──────── Data lines
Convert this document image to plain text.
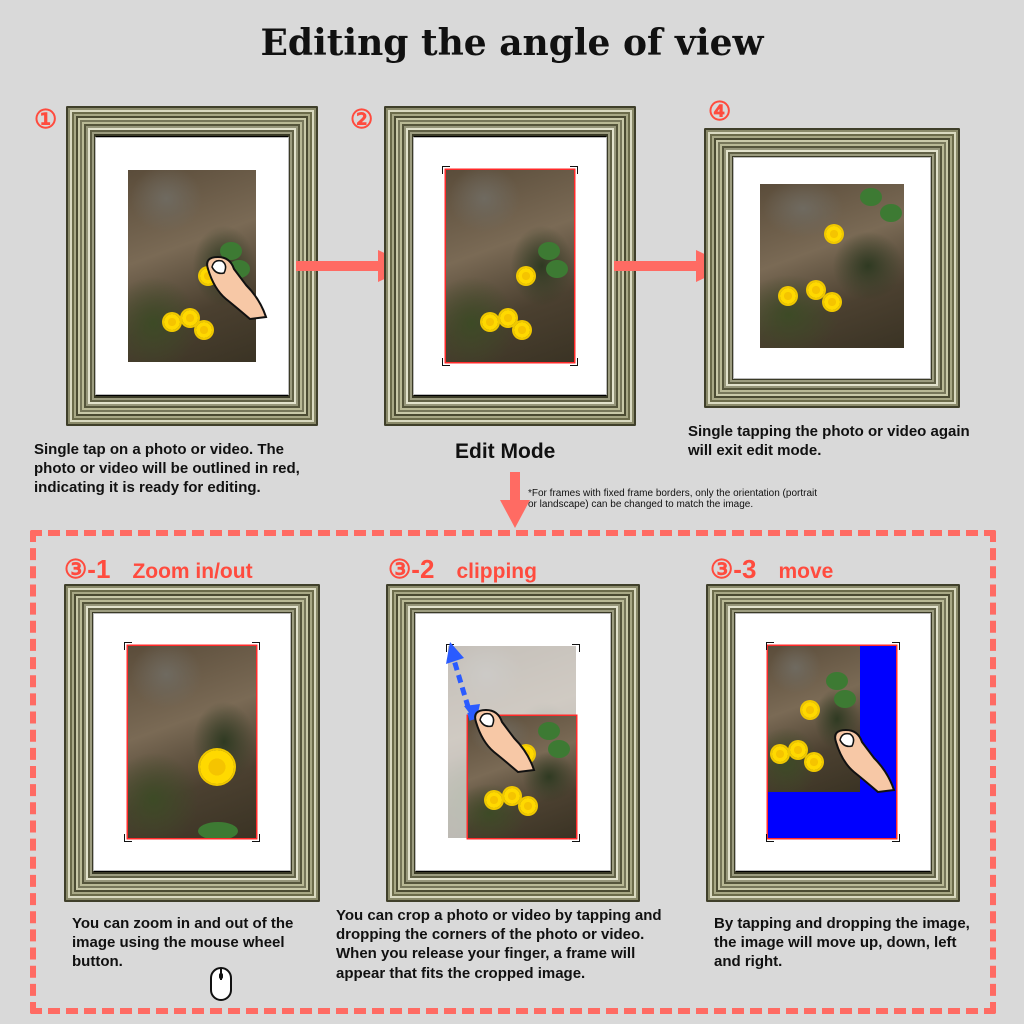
Editing the angle of view
①	②	④
Single tap on a photo or video. The photo or video will be outlined in red, indicating it is ready for editing.
Edit Mode
Single tapping the photo or video again will exit edit mode.
*For frames with fixed frame borders, only the orientation (portrait or landscape) can be changed to match the image.
③-1 Zoom in/out
You can zoom in and out of the image using the mouse wheel button.
③-2 clipping
You can crop a photo or video by tapping and dropping the corners of the photo or video. When you release your finger, a frame will appear that fits the cropped image.
③-3 move
By tapping and dropping the image, the image will move up, down, left and right.
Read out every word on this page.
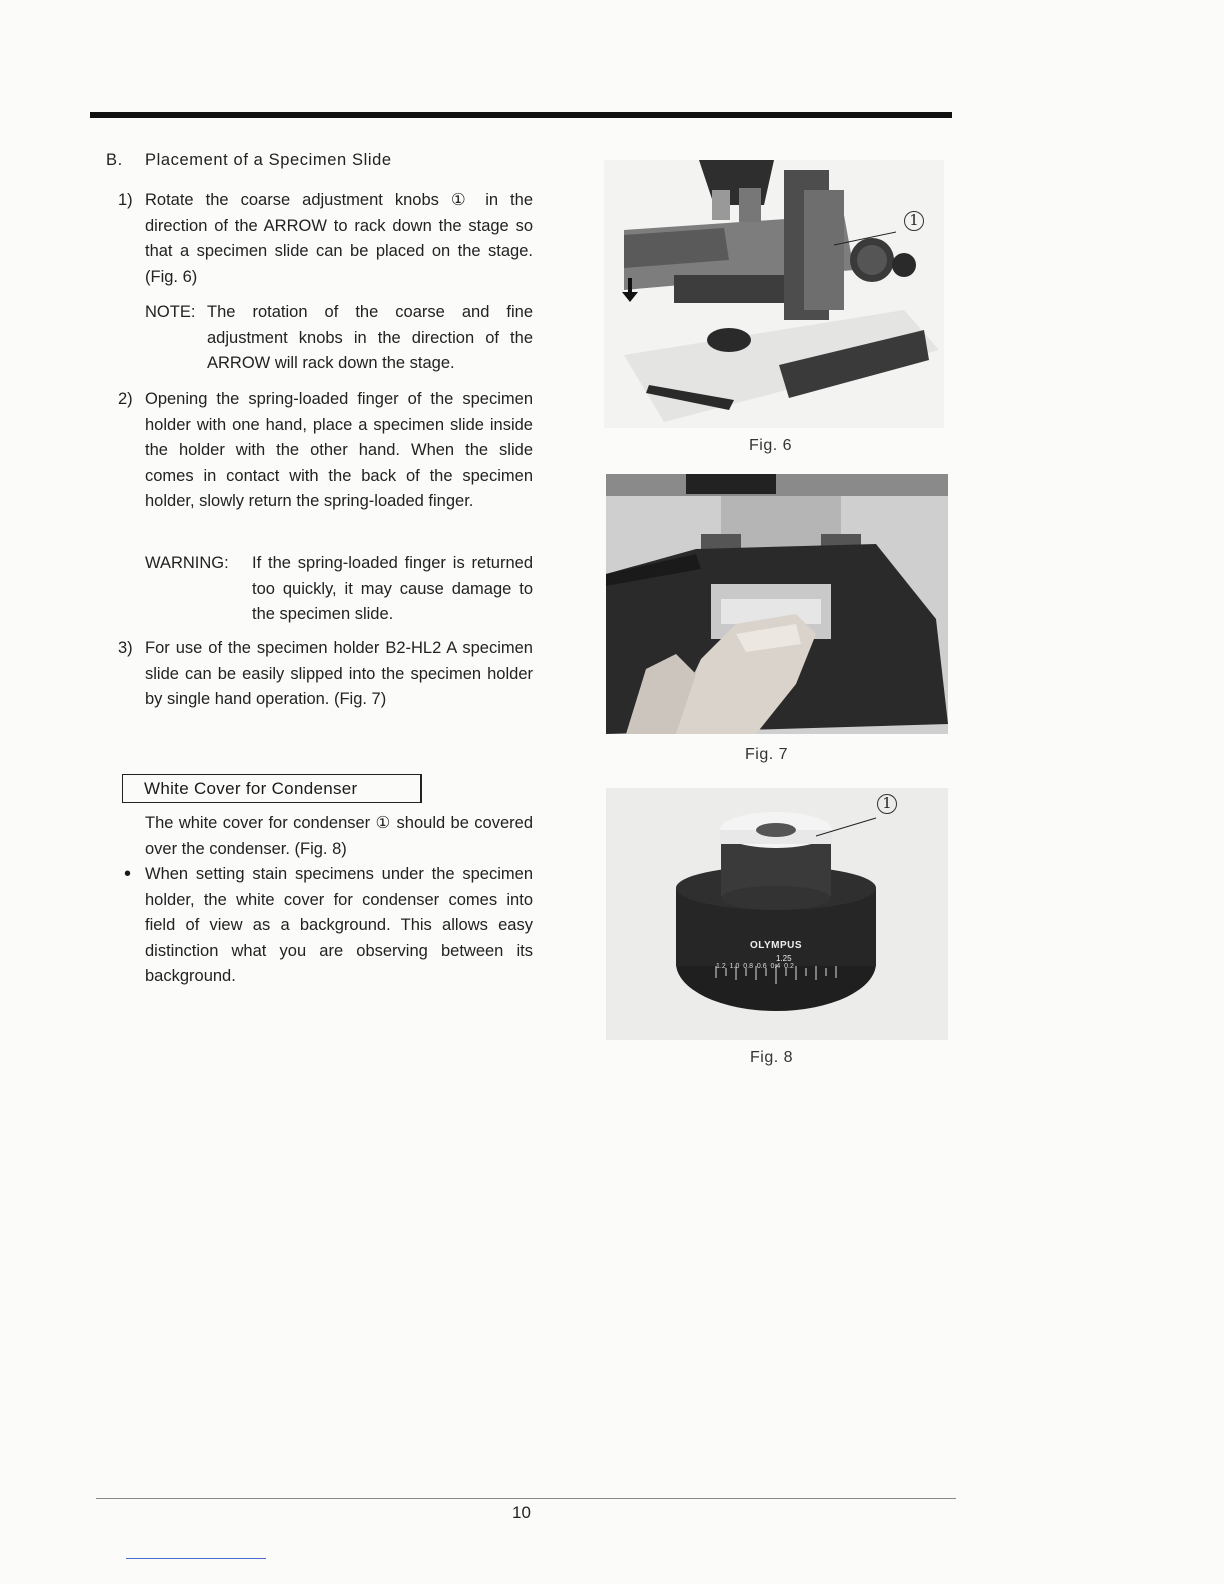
B. Placement of a Specimen Slide
1) Rotate the coarse adjustment knobs ① in the direction of the ARROW to rack down the stage so that a specimen slide can be placed on the stage. (Fig. 6)
NOTE: The rotation of the coarse and fine adjustment knobs in the direction of the ARROW will rack down the stage.
2) Opening the spring-loaded finger of the specimen holder with one hand, place a specimen slide inside the holder with the other hand. When the slide comes in contact with the back of the specimen holder, slowly return the spring-loaded finger.
WARNING:	If the spring-loaded finger is returned too quickly, it may cause damage to the specimen slide.
3) For use of the specimen holder B2-HL2 A specimen slide can be easily slipped into the specimen holder by single hand operation. (Fig. 7)
White Cover for Condenser
The white cover for condenser ① should be covered over the condenser. (Fig. 8)
• When setting stain specimens under the specimen holder, the white cover for condenser comes into field of view as a background. This allows easy distinction what you are observing between its background.
1
Fig. 6
Fig. 7
OLYMPUS
1.25
1.2  1.0  0.8  0.6  0.4  0.2
1
Fig. 8
10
────────────────
** Objective **
Repeat each record exactly, with the pictures left out.

** In response **
Convert this document image to plain text.
Editing the angle of view
①	②	④
Single tap on a photo or video. The photo or video will be outlined in red, indicating it is ready for editing.
Edit Mode
Single tapping the photo or video again will exit edit mode.
*For frames with fixed frame borders, only the orientation (portrait or landscape) can be changed to match the image.
③-1 Zoom in/out
You can zoom in and out of the image using the mouse wheel button.
③-2 clipping
You can crop a photo or video by tapping and dropping the corners of the photo or video. When you release your finger, a frame will appear that fits the cropped image.
③-3 move
By tapping and dropping the image, the image will move up, down, left and right.
Read out every word on this page.
B. Placement of a Specimen Slide
1) Rotate the coarse adjustment knobs ① in the direction of the ARROW to rack down the stage so that a specimen slide can be placed on the stage. (Fig. 6)
NOTE: The rotation of the coarse and fine adjustment knobs in the direction of the ARROW will rack down the stage.
2) Opening the spring-loaded finger of the specimen holder with one hand, place a specimen slide inside the holder with the other hand. When the slide comes in contact with the back of the specimen holder, slowly return the spring-loaded finger.
WARNING:	If the spring-loaded finger is returned too quickly, it may cause damage to the specimen slide.
3) For use of the specimen holder B2-HL2 A specimen slide can be easily slipped into the specimen holder by single hand operation. (Fig. 7)
White Cover for Condenser
The white cover for condenser ① should be covered over the condenser. (Fig. 8)
• When setting stain specimens under the specimen holder, the white cover for condenser comes into field of view as a background. This allows easy distinction what you are observing between its background.
1
Fig. 6
Fig. 7
OLYMPUS
1.25
1.2  1.0  0.8  0.6  0.4  0.2
1
Fig. 8
10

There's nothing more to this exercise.